> SHORT PROBLEM: Work out how many lines hold "suppuration". Give the number and nothing else.

> RECORDS FOR PROCESSING:
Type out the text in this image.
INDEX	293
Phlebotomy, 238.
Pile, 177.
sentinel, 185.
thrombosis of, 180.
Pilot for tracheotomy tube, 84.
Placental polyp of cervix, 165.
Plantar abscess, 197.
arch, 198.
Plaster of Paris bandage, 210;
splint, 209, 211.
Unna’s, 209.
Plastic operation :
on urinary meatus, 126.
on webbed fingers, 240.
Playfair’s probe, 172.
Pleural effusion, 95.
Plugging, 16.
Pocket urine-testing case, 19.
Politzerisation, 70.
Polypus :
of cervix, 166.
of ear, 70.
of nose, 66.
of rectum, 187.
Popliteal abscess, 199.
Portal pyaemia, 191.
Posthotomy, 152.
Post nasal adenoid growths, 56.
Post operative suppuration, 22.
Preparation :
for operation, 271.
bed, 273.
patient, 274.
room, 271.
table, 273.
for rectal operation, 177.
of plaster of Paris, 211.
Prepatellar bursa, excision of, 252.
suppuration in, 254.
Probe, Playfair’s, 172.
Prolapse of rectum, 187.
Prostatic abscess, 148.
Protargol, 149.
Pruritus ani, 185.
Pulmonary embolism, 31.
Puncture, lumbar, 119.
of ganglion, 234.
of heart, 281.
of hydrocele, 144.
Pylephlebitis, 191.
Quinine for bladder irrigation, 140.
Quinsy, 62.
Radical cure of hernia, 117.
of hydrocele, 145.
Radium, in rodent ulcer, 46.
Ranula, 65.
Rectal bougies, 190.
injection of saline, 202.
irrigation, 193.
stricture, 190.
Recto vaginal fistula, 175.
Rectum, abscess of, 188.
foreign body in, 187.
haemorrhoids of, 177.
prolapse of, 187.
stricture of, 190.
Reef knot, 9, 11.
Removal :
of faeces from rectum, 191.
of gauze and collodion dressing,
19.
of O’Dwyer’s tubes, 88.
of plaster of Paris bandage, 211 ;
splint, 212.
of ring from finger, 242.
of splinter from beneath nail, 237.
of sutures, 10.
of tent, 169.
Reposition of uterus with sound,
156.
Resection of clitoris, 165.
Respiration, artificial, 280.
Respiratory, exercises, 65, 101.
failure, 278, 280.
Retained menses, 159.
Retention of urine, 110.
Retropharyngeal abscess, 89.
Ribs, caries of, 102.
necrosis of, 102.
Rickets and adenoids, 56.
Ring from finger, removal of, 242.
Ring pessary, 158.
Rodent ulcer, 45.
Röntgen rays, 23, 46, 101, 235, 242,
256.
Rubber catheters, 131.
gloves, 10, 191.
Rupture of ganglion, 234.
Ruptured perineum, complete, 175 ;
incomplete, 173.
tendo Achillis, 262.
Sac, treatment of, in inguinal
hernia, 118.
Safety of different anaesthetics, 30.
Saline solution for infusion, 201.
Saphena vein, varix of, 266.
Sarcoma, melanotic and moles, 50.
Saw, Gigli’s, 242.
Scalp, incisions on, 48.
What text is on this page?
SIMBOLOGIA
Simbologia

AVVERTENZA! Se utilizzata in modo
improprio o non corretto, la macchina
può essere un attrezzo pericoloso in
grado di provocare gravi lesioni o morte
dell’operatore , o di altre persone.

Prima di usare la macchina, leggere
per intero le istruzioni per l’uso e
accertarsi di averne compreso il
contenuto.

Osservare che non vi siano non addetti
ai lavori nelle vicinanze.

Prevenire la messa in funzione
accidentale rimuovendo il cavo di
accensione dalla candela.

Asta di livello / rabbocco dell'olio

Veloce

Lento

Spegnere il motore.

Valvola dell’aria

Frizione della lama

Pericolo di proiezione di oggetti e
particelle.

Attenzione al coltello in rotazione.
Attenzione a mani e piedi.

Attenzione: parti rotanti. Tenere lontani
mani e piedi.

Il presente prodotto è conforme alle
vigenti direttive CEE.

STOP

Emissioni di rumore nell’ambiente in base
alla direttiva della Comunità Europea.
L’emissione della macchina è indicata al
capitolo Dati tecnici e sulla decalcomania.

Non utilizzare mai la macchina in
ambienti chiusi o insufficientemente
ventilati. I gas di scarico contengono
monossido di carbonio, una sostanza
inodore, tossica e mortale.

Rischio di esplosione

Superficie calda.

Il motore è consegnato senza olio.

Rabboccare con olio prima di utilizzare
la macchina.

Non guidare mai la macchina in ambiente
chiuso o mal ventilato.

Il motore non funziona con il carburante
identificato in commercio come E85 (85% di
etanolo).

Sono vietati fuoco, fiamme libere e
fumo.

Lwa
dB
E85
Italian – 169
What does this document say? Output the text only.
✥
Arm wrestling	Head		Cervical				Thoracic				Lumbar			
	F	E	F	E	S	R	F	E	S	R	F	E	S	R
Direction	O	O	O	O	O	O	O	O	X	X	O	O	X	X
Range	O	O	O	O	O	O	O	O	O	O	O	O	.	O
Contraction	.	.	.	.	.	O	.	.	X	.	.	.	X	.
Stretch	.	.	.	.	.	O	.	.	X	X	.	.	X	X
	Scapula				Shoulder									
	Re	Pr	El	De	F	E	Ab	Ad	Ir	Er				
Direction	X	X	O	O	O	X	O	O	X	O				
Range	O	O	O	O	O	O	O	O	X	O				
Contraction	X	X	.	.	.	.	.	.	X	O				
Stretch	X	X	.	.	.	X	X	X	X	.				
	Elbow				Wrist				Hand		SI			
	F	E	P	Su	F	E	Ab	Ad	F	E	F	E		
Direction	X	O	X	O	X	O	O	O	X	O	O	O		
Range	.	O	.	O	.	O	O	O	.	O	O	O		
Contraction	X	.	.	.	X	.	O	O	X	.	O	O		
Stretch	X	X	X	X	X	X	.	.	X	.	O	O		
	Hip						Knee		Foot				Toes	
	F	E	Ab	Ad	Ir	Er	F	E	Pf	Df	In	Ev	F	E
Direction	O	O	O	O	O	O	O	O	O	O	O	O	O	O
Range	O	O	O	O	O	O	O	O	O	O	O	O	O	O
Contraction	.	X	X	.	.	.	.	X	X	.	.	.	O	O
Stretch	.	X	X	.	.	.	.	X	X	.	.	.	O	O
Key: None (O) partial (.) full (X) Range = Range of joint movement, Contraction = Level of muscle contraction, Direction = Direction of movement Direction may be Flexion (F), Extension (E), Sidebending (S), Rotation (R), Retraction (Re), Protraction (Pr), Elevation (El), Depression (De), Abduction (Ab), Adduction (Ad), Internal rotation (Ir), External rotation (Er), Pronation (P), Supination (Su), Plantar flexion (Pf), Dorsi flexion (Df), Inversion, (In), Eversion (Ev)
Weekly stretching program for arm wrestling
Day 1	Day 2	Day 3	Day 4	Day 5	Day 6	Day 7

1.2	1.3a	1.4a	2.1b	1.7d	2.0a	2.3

> WRITTEN ANSWER: 2